Data entries:
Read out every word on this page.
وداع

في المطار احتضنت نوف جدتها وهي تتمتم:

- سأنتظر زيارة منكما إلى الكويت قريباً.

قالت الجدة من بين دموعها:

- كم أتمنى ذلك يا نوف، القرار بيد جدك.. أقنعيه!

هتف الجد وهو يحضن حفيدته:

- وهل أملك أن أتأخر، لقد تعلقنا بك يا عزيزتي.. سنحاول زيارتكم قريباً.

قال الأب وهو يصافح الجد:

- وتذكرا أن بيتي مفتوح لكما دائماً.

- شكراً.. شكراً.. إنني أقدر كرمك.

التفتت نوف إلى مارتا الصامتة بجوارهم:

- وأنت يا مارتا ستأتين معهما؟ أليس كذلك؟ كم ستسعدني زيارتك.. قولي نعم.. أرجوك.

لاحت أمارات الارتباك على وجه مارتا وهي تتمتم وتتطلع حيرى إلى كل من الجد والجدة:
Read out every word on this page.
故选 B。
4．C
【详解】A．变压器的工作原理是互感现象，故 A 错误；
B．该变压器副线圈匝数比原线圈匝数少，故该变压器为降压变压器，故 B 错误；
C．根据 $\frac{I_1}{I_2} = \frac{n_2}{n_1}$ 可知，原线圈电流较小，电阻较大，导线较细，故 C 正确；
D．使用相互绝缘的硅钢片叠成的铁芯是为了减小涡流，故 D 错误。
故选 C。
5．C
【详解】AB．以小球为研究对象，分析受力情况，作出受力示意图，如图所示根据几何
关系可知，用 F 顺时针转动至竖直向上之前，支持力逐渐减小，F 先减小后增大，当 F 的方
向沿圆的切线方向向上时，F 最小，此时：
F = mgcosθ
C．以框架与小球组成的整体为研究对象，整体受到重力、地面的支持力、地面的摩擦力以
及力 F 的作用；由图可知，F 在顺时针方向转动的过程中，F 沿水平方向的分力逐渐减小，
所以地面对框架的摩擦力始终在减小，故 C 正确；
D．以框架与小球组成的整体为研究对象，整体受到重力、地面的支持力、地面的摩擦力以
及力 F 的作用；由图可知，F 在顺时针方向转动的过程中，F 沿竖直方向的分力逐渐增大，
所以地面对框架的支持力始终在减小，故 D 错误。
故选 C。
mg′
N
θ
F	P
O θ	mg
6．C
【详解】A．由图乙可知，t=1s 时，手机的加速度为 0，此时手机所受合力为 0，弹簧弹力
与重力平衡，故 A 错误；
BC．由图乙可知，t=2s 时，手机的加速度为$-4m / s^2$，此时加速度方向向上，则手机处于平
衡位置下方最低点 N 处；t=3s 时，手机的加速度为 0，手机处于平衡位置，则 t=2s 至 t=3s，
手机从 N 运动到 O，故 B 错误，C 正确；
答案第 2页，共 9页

Given task: Output the listing above exactly as it appears.

Written answer:
Read out every word on this page.
وداع

في المطار احتضنت نوف جدتها وهي تتمتم:

- سأنتظر زيارة منكما إلى الكويت قريباً.

قالت الجدة من بين دموعها:

- كم أتمنى ذلك يا نوف، القرار بيد جدك.. أقنعيه!

هتف الجد وهو يحضن حفيدته:

- وهل أملك أن أتأخر، لقد تعلقنا بك يا عزيزتي.. سنحاول زيارتكم قريباً.

قال الأب وهو يصافح الجد:

- وتذكرا أن بيتي مفتوح لكما دائماً.

- شكراً.. شكراً.. إنني أقدر كرمك.

التفتت نوف إلى مارتا الصامتة بجوارهم:

- وأنت يا مارتا ستأتين معهما؟ أليس كذلك؟ كم ستسعدني زيارتك.. قولي نعم.. أرجوك.

لاحت أمارات الارتباك على وجه مارتا وهي تتمتم وتتطلع حيرى إلى كل من الجد والجدة:
Read out every word on this page.
故选 B。
4．C
【详解】A．变压器的工作原理是互感现象，故 A 错误；
B．该变压器副线圈匝数比原线圈匝数少，故该变压器为降压变压器，故 B 错误；
C．根据 $\frac{I_1}{I_2} = \frac{n_2}{n_1}$ 可知，原线圈电流较小，电阻较大，导线较细，故 C 正确；
D．使用相互绝缘的硅钢片叠成的铁芯是为了减小涡流，故 D 错误。
故选 C。
5．C
【详解】AB．以小球为研究对象，分析受力情况，作出受力示意图，如图所示根据几何
关系可知，用 F 顺时针转动至竖直向上之前，支持力逐渐减小，F 先减小后增大，当 F 的方
向沿圆的切线方向向上时，F 最小，此时：
F = mgcosθ
C．以框架与小球组成的整体为研究对象，整体受到重力、地面的支持力、地面的摩擦力以
及力 F 的作用；由图可知，F 在顺时针方向转动的过程中，F 沿水平方向的分力逐渐减小，
所以地面对框架的摩擦力始终在减小，故 C 正确；
D．以框架与小球组成的整体为研究对象，整体受到重力、地面的支持力、地面的摩擦力以
及力 F 的作用；由图可知，F 在顺时针方向转动的过程中，F 沿竖直方向的分力逐渐增大，
所以地面对框架的支持力始终在减小，故 D 错误。
故选 C。
mg′
N
θ
F	P
O θ	mg
6．C
【详解】A．由图乙可知，t=1s 时，手机的加速度为 0，此时手机所受合力为 0，弹簧弹力
与重力平衡，故 A 错误；
BC．由图乙可知，t=2s 时，手机的加速度为$-4m / s^2$，此时加速度方向向上，则手机处于平
衡位置下方最低点 N 处；t=3s 时，手机的加速度为 0，手机处于平衡位置，则 t=2s 至 t=3s，
手机从 N 运动到 O，故 B 错误，C 正确；
答案第 2页，共 9页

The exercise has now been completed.